*The exercise*. Say how many lines hold the string "color", and nothing more.

[Start Records shown]

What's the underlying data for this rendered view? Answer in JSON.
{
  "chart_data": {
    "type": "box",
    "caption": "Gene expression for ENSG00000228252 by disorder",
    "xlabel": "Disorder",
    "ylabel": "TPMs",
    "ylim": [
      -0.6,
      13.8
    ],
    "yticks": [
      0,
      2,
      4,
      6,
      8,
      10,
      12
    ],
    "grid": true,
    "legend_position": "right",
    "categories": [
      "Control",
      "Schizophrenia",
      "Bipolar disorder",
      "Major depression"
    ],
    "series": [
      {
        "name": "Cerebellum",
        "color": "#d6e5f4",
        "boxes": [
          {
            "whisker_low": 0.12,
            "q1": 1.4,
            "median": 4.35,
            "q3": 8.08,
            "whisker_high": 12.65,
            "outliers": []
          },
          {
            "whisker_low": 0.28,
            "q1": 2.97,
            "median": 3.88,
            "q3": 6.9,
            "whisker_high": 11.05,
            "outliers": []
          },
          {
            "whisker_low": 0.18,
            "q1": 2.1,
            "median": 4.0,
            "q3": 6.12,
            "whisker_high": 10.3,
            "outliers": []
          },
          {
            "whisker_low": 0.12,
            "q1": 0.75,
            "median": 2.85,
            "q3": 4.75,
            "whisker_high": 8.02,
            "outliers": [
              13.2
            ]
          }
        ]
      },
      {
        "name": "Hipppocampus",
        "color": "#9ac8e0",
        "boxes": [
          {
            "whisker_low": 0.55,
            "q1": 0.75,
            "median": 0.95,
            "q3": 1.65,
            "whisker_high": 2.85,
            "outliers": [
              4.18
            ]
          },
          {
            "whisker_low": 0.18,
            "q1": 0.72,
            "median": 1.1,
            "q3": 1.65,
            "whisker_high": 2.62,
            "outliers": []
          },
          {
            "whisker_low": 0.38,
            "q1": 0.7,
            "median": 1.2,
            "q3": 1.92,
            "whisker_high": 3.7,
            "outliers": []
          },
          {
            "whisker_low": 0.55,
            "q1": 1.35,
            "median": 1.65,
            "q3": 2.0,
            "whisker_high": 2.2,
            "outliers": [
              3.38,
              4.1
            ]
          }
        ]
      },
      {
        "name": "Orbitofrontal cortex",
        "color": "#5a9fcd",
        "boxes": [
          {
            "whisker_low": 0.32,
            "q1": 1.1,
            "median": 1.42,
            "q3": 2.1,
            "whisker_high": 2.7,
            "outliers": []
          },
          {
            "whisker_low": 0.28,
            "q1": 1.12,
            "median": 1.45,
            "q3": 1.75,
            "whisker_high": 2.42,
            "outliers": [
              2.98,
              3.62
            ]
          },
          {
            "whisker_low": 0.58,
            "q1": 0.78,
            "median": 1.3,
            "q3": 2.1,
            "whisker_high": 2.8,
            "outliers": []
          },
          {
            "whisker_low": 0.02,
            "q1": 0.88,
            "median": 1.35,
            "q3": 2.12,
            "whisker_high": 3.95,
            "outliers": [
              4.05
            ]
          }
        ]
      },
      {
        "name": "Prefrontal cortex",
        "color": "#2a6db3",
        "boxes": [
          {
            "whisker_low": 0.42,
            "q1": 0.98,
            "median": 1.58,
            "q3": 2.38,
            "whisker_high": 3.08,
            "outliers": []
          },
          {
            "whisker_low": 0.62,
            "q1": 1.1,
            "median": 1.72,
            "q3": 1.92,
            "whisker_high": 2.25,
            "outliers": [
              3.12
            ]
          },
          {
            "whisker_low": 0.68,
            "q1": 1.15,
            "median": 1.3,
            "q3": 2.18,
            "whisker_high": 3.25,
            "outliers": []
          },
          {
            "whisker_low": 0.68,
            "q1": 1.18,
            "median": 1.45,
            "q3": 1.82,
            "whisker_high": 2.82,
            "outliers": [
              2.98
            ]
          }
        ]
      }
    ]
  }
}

[End Records shown]

*Full response*. 4